= WHAT IS ASKED =
Look through the entries below and report how many lines hold the string "bottom". Only the number is wanted.
******************************
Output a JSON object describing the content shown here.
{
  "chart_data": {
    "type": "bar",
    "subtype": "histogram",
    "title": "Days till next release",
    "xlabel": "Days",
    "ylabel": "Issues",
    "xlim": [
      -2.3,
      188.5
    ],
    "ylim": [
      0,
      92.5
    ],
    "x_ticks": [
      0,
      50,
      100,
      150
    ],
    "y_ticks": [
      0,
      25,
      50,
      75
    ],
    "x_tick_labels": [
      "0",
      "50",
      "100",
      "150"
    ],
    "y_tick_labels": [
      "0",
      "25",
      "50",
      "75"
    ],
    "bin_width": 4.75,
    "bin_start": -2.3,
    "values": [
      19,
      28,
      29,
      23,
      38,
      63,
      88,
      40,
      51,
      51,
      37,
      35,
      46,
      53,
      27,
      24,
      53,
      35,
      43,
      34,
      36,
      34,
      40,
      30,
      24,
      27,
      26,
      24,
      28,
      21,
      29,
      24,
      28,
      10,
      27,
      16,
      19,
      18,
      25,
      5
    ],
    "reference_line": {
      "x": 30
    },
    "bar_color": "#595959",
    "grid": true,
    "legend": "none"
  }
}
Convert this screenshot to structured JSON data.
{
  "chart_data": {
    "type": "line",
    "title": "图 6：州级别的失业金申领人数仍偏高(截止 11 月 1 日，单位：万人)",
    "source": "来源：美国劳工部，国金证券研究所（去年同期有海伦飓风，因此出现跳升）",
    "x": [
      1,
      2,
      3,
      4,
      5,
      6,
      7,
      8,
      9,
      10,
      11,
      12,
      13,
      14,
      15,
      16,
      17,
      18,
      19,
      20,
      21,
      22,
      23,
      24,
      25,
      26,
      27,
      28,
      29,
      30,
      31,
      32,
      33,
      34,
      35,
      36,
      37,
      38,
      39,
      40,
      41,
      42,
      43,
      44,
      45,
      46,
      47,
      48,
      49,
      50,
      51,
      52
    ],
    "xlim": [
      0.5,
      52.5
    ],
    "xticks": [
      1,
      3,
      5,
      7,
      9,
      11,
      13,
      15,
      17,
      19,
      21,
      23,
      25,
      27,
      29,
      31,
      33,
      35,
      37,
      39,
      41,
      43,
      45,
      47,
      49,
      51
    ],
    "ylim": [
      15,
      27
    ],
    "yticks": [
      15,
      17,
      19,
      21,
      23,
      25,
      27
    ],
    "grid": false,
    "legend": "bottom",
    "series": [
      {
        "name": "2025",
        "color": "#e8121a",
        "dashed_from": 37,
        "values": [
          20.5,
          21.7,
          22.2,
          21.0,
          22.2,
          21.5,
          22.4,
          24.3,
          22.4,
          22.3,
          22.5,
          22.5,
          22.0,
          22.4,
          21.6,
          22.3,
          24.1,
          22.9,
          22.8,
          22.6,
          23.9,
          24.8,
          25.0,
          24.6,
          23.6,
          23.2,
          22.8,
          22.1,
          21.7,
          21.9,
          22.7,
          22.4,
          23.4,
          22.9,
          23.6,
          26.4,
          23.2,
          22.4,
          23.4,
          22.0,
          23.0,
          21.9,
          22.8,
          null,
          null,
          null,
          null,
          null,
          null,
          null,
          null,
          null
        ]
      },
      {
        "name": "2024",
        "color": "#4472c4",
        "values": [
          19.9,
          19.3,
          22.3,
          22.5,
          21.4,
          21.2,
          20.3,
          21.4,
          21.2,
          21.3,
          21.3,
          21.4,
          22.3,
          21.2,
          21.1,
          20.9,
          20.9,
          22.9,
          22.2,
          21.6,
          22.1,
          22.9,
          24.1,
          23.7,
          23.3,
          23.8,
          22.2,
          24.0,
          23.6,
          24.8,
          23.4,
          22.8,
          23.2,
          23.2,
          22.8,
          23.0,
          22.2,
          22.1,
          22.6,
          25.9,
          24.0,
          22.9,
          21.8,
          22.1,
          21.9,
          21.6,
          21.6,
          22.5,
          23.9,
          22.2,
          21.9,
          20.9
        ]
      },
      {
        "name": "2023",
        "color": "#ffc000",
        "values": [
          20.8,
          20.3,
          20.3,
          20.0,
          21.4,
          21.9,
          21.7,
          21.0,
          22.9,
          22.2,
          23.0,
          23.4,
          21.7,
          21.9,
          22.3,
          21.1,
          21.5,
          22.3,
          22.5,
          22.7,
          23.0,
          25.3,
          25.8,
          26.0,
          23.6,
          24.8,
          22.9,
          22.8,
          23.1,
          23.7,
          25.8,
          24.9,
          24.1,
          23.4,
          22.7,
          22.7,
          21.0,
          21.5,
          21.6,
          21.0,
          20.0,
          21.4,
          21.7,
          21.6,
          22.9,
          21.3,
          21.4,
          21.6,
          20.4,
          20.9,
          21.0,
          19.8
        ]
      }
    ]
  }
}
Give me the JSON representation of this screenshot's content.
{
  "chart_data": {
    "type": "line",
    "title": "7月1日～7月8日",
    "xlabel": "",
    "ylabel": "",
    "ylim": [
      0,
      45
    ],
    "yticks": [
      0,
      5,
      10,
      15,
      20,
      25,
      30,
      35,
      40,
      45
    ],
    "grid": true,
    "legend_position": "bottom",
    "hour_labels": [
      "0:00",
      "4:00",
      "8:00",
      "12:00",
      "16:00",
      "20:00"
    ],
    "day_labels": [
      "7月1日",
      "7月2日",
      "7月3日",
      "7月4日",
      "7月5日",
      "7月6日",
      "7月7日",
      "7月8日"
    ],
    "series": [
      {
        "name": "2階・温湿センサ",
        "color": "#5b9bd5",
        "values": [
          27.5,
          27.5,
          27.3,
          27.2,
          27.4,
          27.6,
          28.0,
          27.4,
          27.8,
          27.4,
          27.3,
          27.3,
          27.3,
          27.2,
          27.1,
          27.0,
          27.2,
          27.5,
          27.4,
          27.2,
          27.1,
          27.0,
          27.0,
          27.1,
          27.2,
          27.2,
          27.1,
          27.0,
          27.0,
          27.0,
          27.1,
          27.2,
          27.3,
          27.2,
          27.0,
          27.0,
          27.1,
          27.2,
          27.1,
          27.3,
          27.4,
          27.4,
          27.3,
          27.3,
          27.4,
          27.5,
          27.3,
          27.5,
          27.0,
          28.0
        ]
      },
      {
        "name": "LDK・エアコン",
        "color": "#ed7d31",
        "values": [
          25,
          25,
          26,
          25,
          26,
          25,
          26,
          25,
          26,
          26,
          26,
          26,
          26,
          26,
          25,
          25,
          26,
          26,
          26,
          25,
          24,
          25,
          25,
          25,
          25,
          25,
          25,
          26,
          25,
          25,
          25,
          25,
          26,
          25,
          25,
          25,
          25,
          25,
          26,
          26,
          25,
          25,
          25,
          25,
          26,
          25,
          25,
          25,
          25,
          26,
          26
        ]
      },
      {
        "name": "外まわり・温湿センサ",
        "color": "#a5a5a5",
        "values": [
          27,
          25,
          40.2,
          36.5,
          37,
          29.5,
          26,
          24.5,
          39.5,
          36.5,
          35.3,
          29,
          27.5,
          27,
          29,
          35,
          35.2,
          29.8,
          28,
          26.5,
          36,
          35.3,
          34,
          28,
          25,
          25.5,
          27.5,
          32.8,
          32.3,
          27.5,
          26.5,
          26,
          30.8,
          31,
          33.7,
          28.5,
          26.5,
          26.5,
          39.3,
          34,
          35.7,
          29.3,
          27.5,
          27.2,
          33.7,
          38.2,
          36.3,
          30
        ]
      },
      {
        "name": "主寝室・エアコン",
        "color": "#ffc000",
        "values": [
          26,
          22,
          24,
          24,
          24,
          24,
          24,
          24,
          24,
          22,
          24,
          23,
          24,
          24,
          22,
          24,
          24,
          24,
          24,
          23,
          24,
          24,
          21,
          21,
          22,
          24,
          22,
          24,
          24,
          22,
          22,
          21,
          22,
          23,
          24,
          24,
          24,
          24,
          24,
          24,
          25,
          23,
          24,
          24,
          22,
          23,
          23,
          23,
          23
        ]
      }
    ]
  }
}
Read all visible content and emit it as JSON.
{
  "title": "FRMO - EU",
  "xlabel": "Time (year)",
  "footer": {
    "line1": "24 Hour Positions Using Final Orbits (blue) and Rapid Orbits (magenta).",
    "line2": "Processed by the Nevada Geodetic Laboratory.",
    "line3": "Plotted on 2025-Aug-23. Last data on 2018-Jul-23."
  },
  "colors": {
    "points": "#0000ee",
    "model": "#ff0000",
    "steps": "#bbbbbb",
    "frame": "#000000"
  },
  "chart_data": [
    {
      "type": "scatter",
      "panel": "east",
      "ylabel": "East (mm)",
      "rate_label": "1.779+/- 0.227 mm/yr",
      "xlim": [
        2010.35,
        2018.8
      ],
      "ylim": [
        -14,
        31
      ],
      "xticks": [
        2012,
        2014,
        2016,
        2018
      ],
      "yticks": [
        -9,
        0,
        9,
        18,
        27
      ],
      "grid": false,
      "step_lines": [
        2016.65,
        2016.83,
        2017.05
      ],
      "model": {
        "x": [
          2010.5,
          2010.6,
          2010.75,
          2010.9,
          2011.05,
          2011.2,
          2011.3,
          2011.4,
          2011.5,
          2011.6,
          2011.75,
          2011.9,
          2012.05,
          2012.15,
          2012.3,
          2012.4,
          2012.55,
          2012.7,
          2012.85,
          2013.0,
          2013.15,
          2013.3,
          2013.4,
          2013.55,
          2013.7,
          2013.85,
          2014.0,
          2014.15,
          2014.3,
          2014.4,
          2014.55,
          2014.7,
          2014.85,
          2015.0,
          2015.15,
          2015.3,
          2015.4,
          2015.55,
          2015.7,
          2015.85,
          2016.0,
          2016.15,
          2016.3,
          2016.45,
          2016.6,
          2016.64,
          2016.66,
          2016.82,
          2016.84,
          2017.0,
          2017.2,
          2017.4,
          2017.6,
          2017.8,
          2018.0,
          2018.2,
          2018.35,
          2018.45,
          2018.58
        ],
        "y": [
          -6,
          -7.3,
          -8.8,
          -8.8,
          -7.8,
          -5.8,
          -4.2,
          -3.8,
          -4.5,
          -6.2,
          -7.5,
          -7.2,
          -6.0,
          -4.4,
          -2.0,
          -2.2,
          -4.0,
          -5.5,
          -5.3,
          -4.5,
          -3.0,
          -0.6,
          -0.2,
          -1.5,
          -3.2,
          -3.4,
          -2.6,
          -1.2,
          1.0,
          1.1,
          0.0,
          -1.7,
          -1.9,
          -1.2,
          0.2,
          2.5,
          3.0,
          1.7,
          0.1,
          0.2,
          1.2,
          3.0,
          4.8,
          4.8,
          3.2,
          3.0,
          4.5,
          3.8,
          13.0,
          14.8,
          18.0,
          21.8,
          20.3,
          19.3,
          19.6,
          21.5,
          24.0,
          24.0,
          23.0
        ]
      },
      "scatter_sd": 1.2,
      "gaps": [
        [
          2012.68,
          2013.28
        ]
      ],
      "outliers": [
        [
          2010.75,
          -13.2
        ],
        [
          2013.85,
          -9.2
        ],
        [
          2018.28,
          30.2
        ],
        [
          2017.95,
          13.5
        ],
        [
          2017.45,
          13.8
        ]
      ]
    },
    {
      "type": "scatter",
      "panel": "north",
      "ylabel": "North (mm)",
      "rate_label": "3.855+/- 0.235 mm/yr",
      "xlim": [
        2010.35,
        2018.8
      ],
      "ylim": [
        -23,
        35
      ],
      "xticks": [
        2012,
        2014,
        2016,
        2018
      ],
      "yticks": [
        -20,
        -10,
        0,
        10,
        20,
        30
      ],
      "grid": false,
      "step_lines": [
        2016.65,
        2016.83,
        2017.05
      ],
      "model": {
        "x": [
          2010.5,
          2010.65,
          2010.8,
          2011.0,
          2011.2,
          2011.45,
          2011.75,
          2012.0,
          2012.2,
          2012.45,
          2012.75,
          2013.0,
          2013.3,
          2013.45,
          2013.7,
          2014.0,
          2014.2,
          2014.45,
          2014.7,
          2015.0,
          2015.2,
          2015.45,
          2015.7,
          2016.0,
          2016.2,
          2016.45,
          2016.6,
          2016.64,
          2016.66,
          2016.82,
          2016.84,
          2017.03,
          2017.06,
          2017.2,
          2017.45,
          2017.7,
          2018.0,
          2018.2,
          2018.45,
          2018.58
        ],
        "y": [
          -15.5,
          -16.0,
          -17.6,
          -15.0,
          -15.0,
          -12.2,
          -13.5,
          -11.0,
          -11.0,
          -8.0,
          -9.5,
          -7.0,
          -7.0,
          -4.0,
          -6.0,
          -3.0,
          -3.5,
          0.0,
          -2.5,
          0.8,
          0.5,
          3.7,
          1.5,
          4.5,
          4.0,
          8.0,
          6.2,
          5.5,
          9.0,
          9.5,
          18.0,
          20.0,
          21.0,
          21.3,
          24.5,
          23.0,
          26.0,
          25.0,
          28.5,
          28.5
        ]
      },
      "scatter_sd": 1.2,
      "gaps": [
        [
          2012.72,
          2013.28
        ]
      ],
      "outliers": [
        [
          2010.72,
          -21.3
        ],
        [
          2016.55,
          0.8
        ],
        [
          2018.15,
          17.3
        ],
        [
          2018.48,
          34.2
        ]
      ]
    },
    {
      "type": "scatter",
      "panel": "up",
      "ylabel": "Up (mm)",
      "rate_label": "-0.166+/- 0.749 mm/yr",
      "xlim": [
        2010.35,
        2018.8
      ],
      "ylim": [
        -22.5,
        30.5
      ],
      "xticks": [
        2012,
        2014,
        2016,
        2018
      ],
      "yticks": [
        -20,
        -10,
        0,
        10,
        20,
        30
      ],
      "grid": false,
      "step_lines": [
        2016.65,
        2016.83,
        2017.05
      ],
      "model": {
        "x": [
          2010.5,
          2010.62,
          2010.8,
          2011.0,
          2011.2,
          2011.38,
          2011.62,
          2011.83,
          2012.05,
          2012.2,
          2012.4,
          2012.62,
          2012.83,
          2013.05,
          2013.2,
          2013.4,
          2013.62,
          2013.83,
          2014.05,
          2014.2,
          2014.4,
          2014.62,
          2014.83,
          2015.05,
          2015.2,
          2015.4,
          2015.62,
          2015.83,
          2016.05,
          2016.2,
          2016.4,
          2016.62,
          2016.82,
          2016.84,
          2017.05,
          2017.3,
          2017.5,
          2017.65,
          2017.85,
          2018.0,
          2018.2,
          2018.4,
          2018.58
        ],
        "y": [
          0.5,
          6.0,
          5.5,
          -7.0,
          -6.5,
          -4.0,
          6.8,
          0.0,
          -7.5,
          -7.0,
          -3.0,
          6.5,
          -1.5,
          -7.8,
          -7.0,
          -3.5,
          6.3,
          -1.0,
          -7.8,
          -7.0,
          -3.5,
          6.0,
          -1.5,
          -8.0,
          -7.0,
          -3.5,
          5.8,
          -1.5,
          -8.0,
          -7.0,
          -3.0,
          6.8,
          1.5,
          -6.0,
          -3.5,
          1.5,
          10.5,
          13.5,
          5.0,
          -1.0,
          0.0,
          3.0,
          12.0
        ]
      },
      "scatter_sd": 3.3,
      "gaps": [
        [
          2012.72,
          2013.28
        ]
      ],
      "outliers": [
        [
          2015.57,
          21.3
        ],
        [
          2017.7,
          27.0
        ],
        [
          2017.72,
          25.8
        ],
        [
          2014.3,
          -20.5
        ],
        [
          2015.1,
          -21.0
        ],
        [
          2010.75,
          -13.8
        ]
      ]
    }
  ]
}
******************************
= SOLUTION =
2